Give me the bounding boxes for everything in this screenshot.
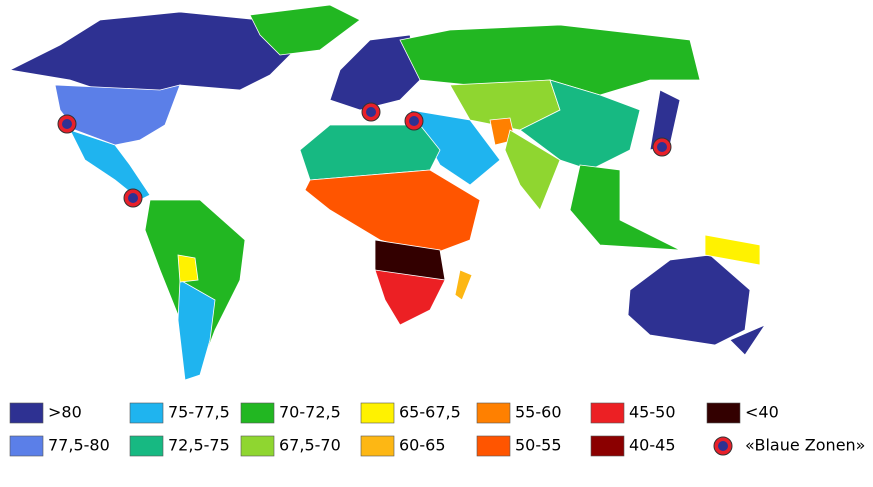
southeast-asia [569,164,681,251]
southern-africa [374,269,446,326]
new-zealand [729,324,767,356]
sub-saharan-africa [304,169,481,256]
legend-label: 70-72,5 [279,403,341,422]
new-guinea [704,234,761,266]
blue-zone-marker-center [409,116,419,126]
legend-label: 45-50 [629,403,676,422]
legend-label: >80 [48,403,82,422]
blue-zone-marker-center [128,193,138,203]
blue-zone-marker-center [62,119,72,129]
blue-zone-marker-center [657,142,667,152]
india [504,129,561,211]
legend-swatch [240,435,275,457]
legend-swatch [590,402,625,424]
legend-swatch [9,435,44,457]
legend-label: «Blaue Zonen» [745,436,865,455]
legend-swatch [129,402,164,424]
legend-swatch [360,402,395,424]
russia [399,24,701,96]
legend-label: 55-60 [515,403,562,422]
madagascar [454,269,473,301]
legend-swatch [9,402,44,424]
blue-zone-markers [57,102,672,208]
blue-zone-marker-center [366,107,376,117]
bolivia [177,254,199,283]
australia [627,254,751,346]
legend-swatch [240,402,275,424]
china [519,79,641,171]
world-map [8,4,767,381]
legend-label: 72,5-75 [168,436,230,455]
legend-label: 40-45 [629,436,676,455]
central-america [69,129,151,201]
legend-label: <40 [745,403,779,422]
legend-label: 67,5-70 [279,436,341,455]
legend-label: 60-65 [399,436,446,455]
legend-swatch [590,435,625,457]
legend-swatch [706,402,741,424]
legend-label: 50-55 [515,436,562,455]
legend-label: 77,5-80 [48,436,110,455]
legend-swatch [476,402,511,424]
legend-label: 65-67,5 [399,403,461,422]
blue-zone-marker-center [718,441,728,451]
legend-swatch [360,435,395,457]
legend-swatch [129,435,164,457]
greenland [249,4,361,56]
legend: >80 77,5-80 75-77,5 72,5-75 70-72,5 67,5-70 65… [9,402,865,457]
southern-cone [177,279,216,381]
legend-label: 75-77,5 [168,403,230,422]
legend-swatch [476,435,511,457]
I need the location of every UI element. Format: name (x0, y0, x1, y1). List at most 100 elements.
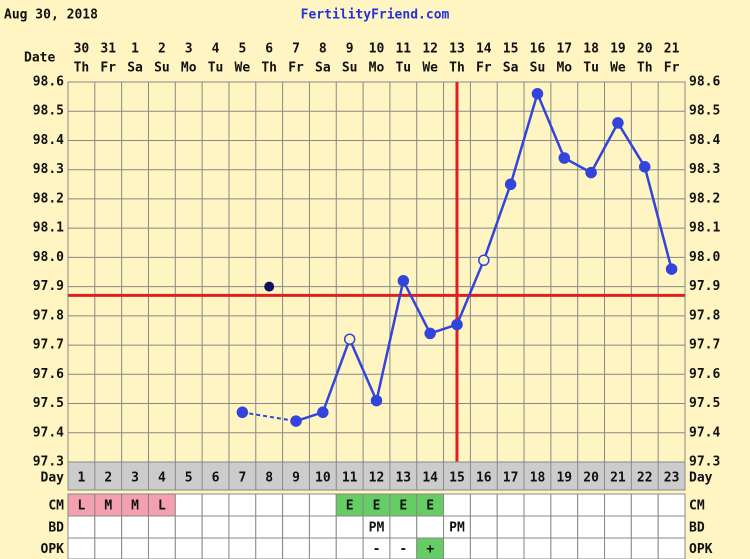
date-label: 7 (292, 42, 300, 57)
row-cell (469, 515, 498, 539)
temp-point (585, 166, 597, 179)
date-label: 17 (556, 42, 572, 57)
day-number: 3 (131, 471, 139, 486)
day-number: 5 (185, 471, 193, 486)
row-cell (604, 515, 632, 539)
row-cell (523, 493, 552, 517)
day-number: 18 (530, 471, 546, 486)
y-tick-label-right: 97.5 (689, 396, 720, 411)
date-label: 30 (74, 42, 90, 57)
weekday-label: Fr (100, 61, 116, 76)
row-cell (308, 515, 337, 539)
row-cell (147, 537, 176, 559)
row-cell (335, 515, 364, 539)
row-cell (657, 515, 686, 539)
temp-point (504, 178, 517, 191)
row-cell (94, 515, 123, 539)
temp-point (639, 161, 651, 173)
row-cell (550, 537, 579, 559)
day-number: 12 (369, 471, 385, 486)
weekday-label: Sa (127, 61, 143, 76)
row-cell (282, 493, 310, 517)
day-number: 8 (265, 471, 273, 486)
day-label-right: Day (689, 471, 713, 486)
date-label: 31 (100, 42, 116, 57)
row-cell (255, 537, 284, 559)
row-cell-text: E (346, 499, 354, 514)
y-tick-label-right: 98.4 (689, 133, 720, 148)
row-cell-text: PM (449, 521, 465, 536)
row-cell (496, 537, 525, 559)
date-label: 10 (369, 42, 385, 57)
weekday-label: Sa (315, 61, 331, 76)
y-tick-label-right: 98.5 (689, 104, 720, 119)
y-tick-label-right: 98.0 (689, 250, 720, 265)
row-cell (201, 537, 230, 559)
day-number: 13 (395, 471, 411, 486)
temp-point (397, 275, 410, 287)
row-cell (335, 537, 364, 559)
weekday-label: Tu (208, 61, 224, 76)
row-cell (443, 493, 471, 517)
row-cell (282, 515, 310, 539)
chart-date: Aug 30, 2018 (4, 8, 98, 23)
y-tick-label: 97.4 (33, 425, 64, 440)
date-label: 15 (503, 42, 519, 57)
row-label: BD (48, 521, 64, 536)
row-cell-text: PM (369, 521, 385, 536)
day-number: 14 (422, 471, 438, 486)
day-number: 2 (104, 471, 112, 486)
date-label: 16 (530, 42, 546, 57)
y-tick-label: 98.0 (33, 250, 64, 265)
row-cell (550, 493, 579, 517)
y-tick-label-right: 97.3 (689, 455, 720, 470)
weekday-label: Fr (288, 61, 304, 76)
row-label: CM (48, 499, 64, 514)
temp-point (478, 254, 490, 267)
row-cell-text: E (373, 499, 381, 514)
date-label: 12 (422, 42, 438, 57)
row-cell (255, 493, 284, 517)
day-number: 23 (664, 471, 680, 486)
weekday-label: Th (261, 61, 277, 76)
weekday-label: Fr (664, 61, 680, 76)
date-label: 14 (476, 42, 492, 57)
temp-point (370, 394, 383, 407)
y-tick-label-right: 97.9 (689, 279, 720, 294)
row-cell (67, 515, 96, 539)
row-cell (550, 515, 579, 539)
row-cell (469, 537, 498, 559)
date-label: 6 (265, 42, 273, 57)
day-number: 22 (637, 471, 653, 486)
weekday-label: Th (74, 61, 90, 76)
row-cell-text: - (399, 542, 407, 557)
row-cell (282, 537, 310, 559)
temp-point (531, 87, 544, 100)
day-number: 17 (503, 471, 519, 486)
date-label: 21 (664, 42, 680, 57)
row-label-right: CM (689, 499, 705, 514)
day-number: 10 (315, 471, 331, 486)
weekday-label: Mo (181, 61, 197, 76)
date-label: 9 (346, 42, 354, 57)
row-cell (228, 515, 257, 539)
weekday-label: Tu (583, 61, 599, 76)
date-label: 3 (185, 42, 193, 57)
discarded-point (264, 281, 275, 292)
row-cell-text: M (131, 499, 139, 514)
row-cell (416, 515, 445, 539)
y-tick-label: 97.3 (33, 455, 64, 470)
y-tick-label: 98.2 (33, 191, 64, 206)
weekday-label: Fr (476, 61, 492, 76)
date-label: 20 (637, 42, 653, 57)
y-tick-label: 98.3 (33, 162, 64, 177)
row-cell (228, 493, 257, 517)
y-tick-label: 97.9 (33, 279, 64, 294)
row-cell (657, 537, 686, 559)
weekday-label: Tu (395, 61, 411, 76)
y-tick-label-right: 98.3 (689, 162, 720, 177)
date-label: 18 (583, 42, 599, 57)
date-label: 2 (158, 42, 166, 57)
____
◆ TASK
Put each line of the entries above into a Markdown table with the columns Row and Line, numbering the rows and skipping blank lines. Leave the pictures out.

◆ WORKED SOLUTION
| Row | Line |
|---|---|
| 1 | Give me the bounding boxes for everything in this screenshot. |
| 2 | southeast-asia [569,164,681,251] |
| 3 | southern-africa [374,269,446,326] |
| 4 | new-zealand [729,324,767,356] |
| 5 | sub-saharan-africa [304,169,481,256] |
| 6 | legend-label: 70-72,5 [279,403,341,422] |
| 7 | new-guinea [704,234,761,266] |
| 8 | blue-zone-marker-center [409,116,419,126] |
| 9 | legend-label: 45-50 [629,403,676,422] |
| 10 | legend-label: >80 [48,403,82,422] |
| 11 | blue-zone-marker-center [128,193,138,203] |
| 12 | blue-zone-marker-center [62,119,72,129] |
| 13 | blue-zone-marker-center [657,142,667,152] |
| 14 | india [504,129,561,211] |
| 15 | legend-swatch [240,435,275,457] |
| 16 | legend-swatch [590,402,625,424] |
| 17 | legend-swatch [9,435,44,457] |
| 18 | legend-label: «Blaue Zonen» [745,436,865,455] |
| 19 | legend-swatch [129,402,164,424] |
| 20 | legend-swatch [360,402,395,424] |
| 21 | russia [399,24,701,96] |
| 22 | legend-label: 55-60 [515,403,562,422] |
| 23 | madagascar [454,269,473,301] |
| 24 | legend-swatch [9,402,44,424] |
| 25 | blue-zone-markers [57,102,672,208] |
| 26 | blue-zone-marker-center [366,107,376,117] |
| 27 | bolivia [177,254,199,283] |
| 28 | australia [627,254,751,346] |
| 29 | legend-swatch [240,402,275,424] |
| 30 | china [519,79,641,171] |
| 31 | world-map [8,4,767,381] |
| 32 | legend-label: 72,5-75 [168,436,230,455] |
| 33 | legend-label: 40-45 [629,436,676,455] |
| 34 | central-america [69,129,151,201] |
| 35 | legend-label: <40 [745,403,779,422] |
| 36 | legend-label: 67,5-70 [279,436,341,455] |
| 37 | legend-label: 60-65 [399,436,446,455] |
| 38 | legend-swatch [590,435,625,457] |
| 39 | legend-swatch [706,402,741,424] |
| 40 | legend-label: 50-55 [515,436,562,455] |
| 41 | legend-label: 77,5-80 [48,436,110,455] |
| 42 | legend-swatch [476,402,511,424] |
| 43 | legend-label: 65-67,5 [399,403,461,422] |
| 44 | blue-zone-marker-center [718,441,728,451] |
| 45 | legend-swatch [360,435,395,457] |
| 46 | legend-swatch [129,435,164,457] |
| 47 | greenland [249,4,361,56] |
| 48 | legend: >80 77,5-80 75-77,5 72,5-75 70-72,5 67,5-70 65… [9,402,865,457] |
| 49 | southern-cone [177,279,216,381] |
| 50 | legend-label: 75-77,5 [168,403,230,422] |
| 51 | legend-swatch [476,435,511,457] |
| 52 | I need the location of every UI element. Format: name (x0, y0, x1, y1). List at most 100 elements. |
| 53 | date-label: 7 (292, 42, 300, 57) |
| 54 | row-cell (469, 515, 498, 539) |
| 55 | temp-point (585, 166, 597, 179) |
| 56 | date-label: 17 (556, 42, 572, 57) |
| 57 | day-number: 3 (131, 471, 139, 486) |
| 58 | day-number: 5 (185, 471, 193, 486) |
| 59 | row-cell (604, 515, 632, 539) |
| 60 | row-cell (523, 493, 552, 517) |
| 61 | day-number: 18 (530, 471, 546, 486) |
| 62 | y-tick-label-right: 97.5 (689, 396, 720, 411) |
| 63 | date-label: 30 (74, 42, 90, 57) |
| 64 | weekday-label: Fr (100, 61, 116, 76) |
| 65 | row-cell (308, 515, 337, 539) |
| 66 | row-cell (147, 537, 176, 559) |
| 67 | row-cell (335, 515, 364, 539) |
| 68 | row-cell (657, 515, 686, 539) |
| 69 | temp-point (504, 178, 517, 191) |
| 70 | row-cell (94, 515, 123, 539) |
| 71 | temp-point (639, 161, 651, 173) |
| 72 | row-cell (550, 537, 579, 559) |
| 73 | day-number: 12 (369, 471, 385, 486) |
| 74 | weekday-label: Sa (127, 61, 143, 76) |
| 75 | row-cell (282, 493, 310, 517) |
| 76 | day-number: 8 (265, 471, 273, 486) |
| 77 | day-label-right: Day (689, 471, 713, 486) |
| 78 | date-label: 31 (100, 42, 116, 57) |
| 79 | row-cell (255, 537, 284, 559) |
| 80 | row-cell-text: E (346, 499, 354, 514) |
| 81 | y-tick-label-right: 98.4 (689, 133, 720, 148) |
| 82 | row-cell-text: PM (449, 521, 465, 536) |
| 83 | row-cell (496, 537, 525, 559) |
| 84 | date-label: 10 (369, 42, 385, 57) |
| 85 | weekday-label: Sa (315, 61, 331, 76) |
| 86 | y-tick-label-right: 98.5 (689, 104, 720, 119) |
| 87 | y-tick-label-right: 98.0 (689, 250, 720, 265) |
| 88 | row-cell (201, 537, 230, 559) |
| 89 | day-number: 13 (395, 471, 411, 486) |
| 90 | temp-point (397, 275, 410, 287) |
| 91 | row-cell (335, 537, 364, 559) |
| 92 | weekday-label: Tu (208, 61, 224, 76) |
| 93 | row-cell (443, 493, 471, 517) |
| 94 | row-cell (282, 515, 310, 539) |
| 95 | chart-date: Aug 30, 2018 (4, 8, 98, 23) |
| 96 | y-tick-label: 97.4 (33, 425, 64, 440) |
| 97 | date-label: 15 (503, 42, 519, 57) |
| 98 | row-label: BD (48, 521, 64, 536) |
| 99 | row-cell-text: PM (369, 521, 385, 536) |
| 100 | day-number: 14 (422, 471, 438, 486) |
| 101 | day-number: 2 (104, 471, 112, 486) |
| 102 | date-label: 16 (530, 42, 546, 57) |
| 103 | y-tick-label: 98.0 (33, 250, 64, 265) |
| 104 | row-cell (550, 493, 579, 517) |
| 105 | y-tick-label-right: 97.3 (689, 455, 720, 470) |
| 106 | weekday-label: Fr (288, 61, 304, 76) |
| 107 | row-label: CM (48, 499, 64, 514) |
| 108 | temp-point (478, 254, 490, 267) |
| 109 | row-cell-text: E (373, 499, 381, 514) |
| 110 | date-label: 12 (422, 42, 438, 57) |
| 111 | row-cell (255, 493, 284, 517) |
| 112 | day-number: 23 (664, 471, 680, 486) |
| 113 | weekday-label: Th (261, 61, 277, 76) |
| 114 | weekday-label: Fr (664, 61, 680, 76) |
| 115 | date-label: 14 (476, 42, 492, 57) |
| 116 | temp-point (370, 394, 383, 407) |
| 117 | y-tick-label-right: 97.9 (689, 279, 720, 294) |
| 118 | row-cell (67, 515, 96, 539) |
| 119 | row-cell (550, 515, 579, 539) |
| 120 | row-cell (469, 537, 498, 559) |
| 121 | date-label: 6 (265, 42, 273, 57) |
| 122 | day-number: 22 (637, 471, 653, 486) |
| 123 | weekday-label: Th (74, 61, 90, 76) |
| 124 | row-cell-text: - (399, 542, 407, 557) |
| 125 | row-cell (282, 537, 310, 559) |
| 126 | temp-point (531, 87, 544, 100) |
| 127 | day-number: 17 (503, 471, 519, 486) |
| 128 | date-label: 21 (664, 42, 680, 57) |
| 129 | row-label-right: CM (689, 499, 705, 514) |
| 130 | day-number: 10 (315, 471, 331, 486) |
| 131 | weekday-label: Mo (181, 61, 197, 76) |
| 132 | date-label: 9 (346, 42, 354, 57) |
| 133 | row-cell (228, 515, 257, 539) |
| 134 | weekday-label: Tu (583, 61, 599, 76) |
| 135 | date-label: 3 (185, 42, 193, 57) |
| 136 | discarded-point (264, 281, 275, 292) |
| 137 | row-cell-text: M (131, 499, 139, 514) |
| 138 | row-cell (416, 515, 445, 539) |
| 139 | y-tick-label: 97.3 (33, 455, 64, 470) |
| 140 | y-tick-label: 98.2 (33, 191, 64, 206) |
| 141 | weekday-label: Fr (476, 61, 492, 76) |
| 142 | date-label: 20 (637, 42, 653, 57) |
| 143 | y-tick-label: 98.3 (33, 162, 64, 177) |
| 144 | row-cell (228, 493, 257, 517) |
| 145 | y-tick-label: 97.9 (33, 279, 64, 294) |
| 146 | row-cell (657, 537, 686, 559) |
| 147 | weekday-label: Tu (395, 61, 411, 76) |
| 148 | y-tick-label-right: 98.3 (689, 162, 720, 177) |
| 149 | date-label: 18 (583, 42, 599, 57) |
| 150 | date-label: 2 (158, 42, 166, 57) |